Lines containing the word "geographic" are the ones to copy from the records below.

[START OF Data in this exercise]

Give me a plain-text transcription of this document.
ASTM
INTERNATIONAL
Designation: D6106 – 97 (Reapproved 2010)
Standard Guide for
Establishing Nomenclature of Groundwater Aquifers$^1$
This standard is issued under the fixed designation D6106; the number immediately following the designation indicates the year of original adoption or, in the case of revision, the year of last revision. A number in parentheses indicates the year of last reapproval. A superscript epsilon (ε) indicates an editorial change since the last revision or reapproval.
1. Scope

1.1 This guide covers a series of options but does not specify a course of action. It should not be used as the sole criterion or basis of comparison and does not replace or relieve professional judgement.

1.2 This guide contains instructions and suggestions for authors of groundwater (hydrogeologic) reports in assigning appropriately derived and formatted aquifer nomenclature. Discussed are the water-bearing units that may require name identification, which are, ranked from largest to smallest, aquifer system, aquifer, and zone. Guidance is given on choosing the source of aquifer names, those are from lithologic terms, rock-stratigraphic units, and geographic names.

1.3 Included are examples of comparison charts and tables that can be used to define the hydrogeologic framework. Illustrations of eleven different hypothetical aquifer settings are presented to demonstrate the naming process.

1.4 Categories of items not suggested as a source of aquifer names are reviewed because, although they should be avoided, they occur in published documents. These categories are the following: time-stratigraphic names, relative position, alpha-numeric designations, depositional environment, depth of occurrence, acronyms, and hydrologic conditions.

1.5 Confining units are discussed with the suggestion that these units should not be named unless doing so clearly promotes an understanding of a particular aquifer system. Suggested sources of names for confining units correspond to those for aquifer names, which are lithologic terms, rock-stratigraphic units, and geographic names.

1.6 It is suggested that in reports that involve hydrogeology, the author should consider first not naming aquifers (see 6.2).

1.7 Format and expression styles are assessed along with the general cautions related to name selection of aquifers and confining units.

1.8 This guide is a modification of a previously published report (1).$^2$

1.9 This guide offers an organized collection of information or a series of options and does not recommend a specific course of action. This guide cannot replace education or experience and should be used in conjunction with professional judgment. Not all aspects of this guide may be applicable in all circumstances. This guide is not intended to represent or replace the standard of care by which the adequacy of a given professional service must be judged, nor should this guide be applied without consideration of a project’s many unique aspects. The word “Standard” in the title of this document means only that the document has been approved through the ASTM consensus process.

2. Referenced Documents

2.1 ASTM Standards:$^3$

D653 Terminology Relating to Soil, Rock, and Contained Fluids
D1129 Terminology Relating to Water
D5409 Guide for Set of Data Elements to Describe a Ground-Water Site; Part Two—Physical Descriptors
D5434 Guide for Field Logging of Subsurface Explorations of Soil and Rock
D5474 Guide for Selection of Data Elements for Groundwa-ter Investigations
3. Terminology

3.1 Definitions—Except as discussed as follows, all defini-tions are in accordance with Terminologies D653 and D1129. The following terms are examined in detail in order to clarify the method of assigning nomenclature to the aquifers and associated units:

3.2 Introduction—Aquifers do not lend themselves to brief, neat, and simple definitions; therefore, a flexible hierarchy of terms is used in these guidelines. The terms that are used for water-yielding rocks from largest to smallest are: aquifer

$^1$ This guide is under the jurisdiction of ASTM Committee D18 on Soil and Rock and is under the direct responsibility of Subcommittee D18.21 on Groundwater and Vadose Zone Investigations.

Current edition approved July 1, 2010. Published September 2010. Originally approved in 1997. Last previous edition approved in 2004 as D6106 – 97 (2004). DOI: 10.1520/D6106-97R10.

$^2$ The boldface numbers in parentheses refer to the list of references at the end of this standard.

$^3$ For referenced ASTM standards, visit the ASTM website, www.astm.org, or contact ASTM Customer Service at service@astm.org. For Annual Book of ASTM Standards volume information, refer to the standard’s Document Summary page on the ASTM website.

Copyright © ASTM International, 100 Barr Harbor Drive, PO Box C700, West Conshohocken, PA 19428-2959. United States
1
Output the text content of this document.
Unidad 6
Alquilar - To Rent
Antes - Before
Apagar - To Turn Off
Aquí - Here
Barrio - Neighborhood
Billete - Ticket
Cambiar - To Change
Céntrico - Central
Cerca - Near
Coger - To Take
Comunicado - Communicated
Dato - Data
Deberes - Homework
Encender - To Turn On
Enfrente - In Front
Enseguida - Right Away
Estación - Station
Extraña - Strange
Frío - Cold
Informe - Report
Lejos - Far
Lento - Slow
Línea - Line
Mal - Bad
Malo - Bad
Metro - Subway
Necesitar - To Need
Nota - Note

[END OF Data in this exercise]
[START OF Data in this exercise]

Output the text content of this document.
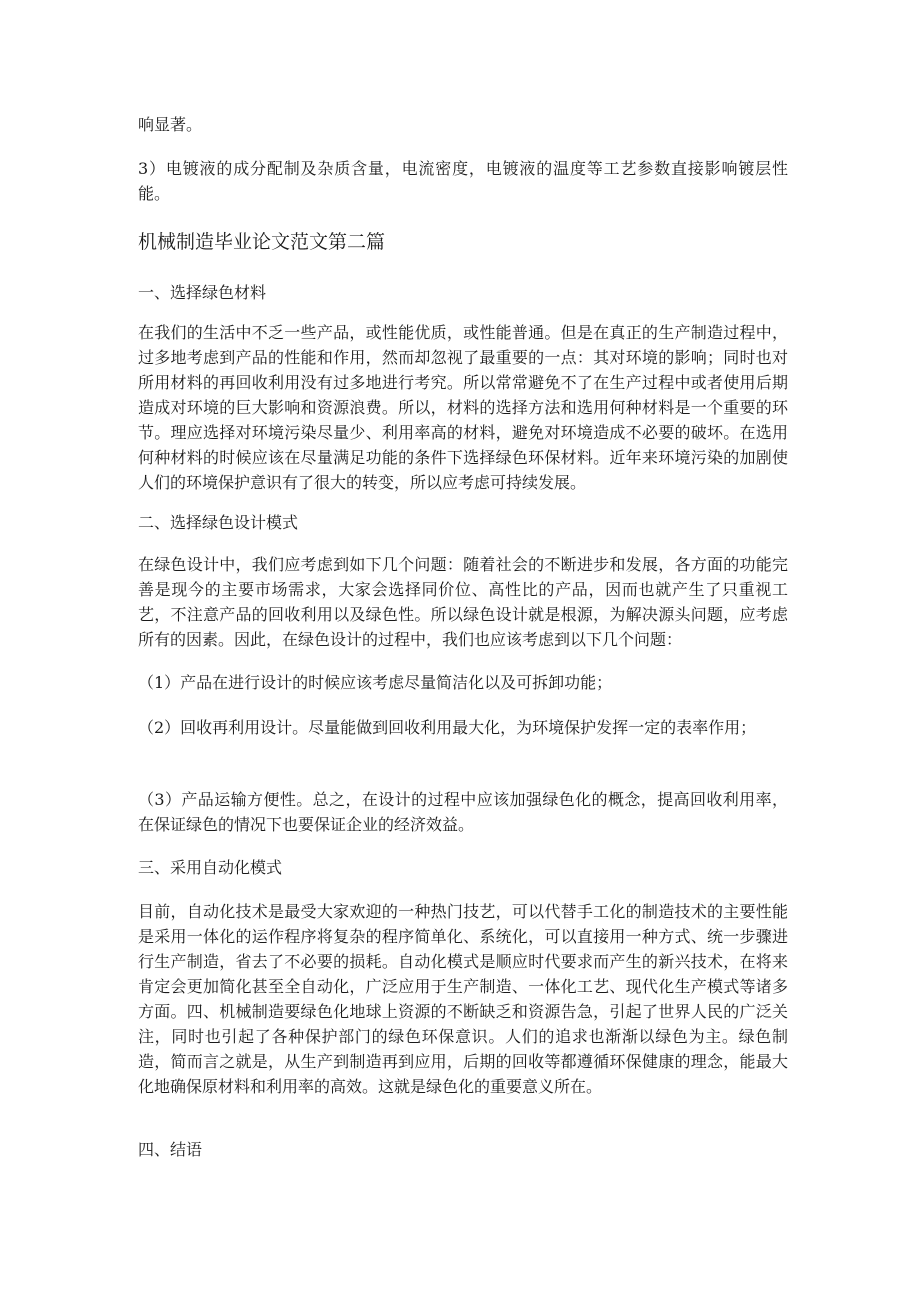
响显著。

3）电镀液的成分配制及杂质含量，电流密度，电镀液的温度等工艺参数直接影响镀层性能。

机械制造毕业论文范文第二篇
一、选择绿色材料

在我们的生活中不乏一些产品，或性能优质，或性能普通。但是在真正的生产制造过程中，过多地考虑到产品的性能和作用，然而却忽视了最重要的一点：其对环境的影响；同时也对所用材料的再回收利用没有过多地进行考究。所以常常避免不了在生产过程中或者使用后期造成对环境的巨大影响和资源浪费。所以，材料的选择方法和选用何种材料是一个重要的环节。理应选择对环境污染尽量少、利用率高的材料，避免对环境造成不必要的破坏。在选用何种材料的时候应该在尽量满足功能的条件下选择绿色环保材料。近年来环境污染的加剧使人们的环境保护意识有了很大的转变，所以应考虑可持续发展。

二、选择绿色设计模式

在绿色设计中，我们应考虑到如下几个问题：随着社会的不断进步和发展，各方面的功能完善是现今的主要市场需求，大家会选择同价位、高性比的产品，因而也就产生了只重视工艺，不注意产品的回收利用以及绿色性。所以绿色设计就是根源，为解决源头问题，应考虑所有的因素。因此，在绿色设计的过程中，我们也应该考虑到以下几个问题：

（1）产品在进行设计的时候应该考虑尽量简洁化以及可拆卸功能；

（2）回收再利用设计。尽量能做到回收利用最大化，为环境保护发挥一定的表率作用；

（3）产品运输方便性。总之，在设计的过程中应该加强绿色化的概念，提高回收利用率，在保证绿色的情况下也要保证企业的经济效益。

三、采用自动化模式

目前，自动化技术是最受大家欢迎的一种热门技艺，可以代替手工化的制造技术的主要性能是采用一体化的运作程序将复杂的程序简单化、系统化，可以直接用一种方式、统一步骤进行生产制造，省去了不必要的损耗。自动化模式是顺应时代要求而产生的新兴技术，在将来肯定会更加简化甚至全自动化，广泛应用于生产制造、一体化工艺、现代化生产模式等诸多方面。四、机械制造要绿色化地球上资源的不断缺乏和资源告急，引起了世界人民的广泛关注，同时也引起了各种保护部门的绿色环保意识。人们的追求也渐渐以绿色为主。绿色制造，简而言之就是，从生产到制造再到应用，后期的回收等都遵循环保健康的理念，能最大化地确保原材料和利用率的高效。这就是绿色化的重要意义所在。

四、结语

[END OF Data in this exercise]

In response:
1.2 This guide contains instructions and suggestions for authors of groundwater (hydrogeologic) reports in assigning appropriately derived and formatted aquifer nomenclature. Discussed are the water-bearing units that may require name identification, which are, ranked from largest to smallest, aquifer system, aquifer, and zone. Guidance is given on choosing the source of aquifer names, those are from lithologic terms, rock-stratigraphic units, and geographic names.
1.5 Confining units are discussed with the suggestion that these units should not be named unless doing so clearly promotes an understanding of a particular aquifer system. Suggested sources of names for confining units correspond to those for aquifer names, which are lithologic terms, rock-stratigraphic units, and geographic names.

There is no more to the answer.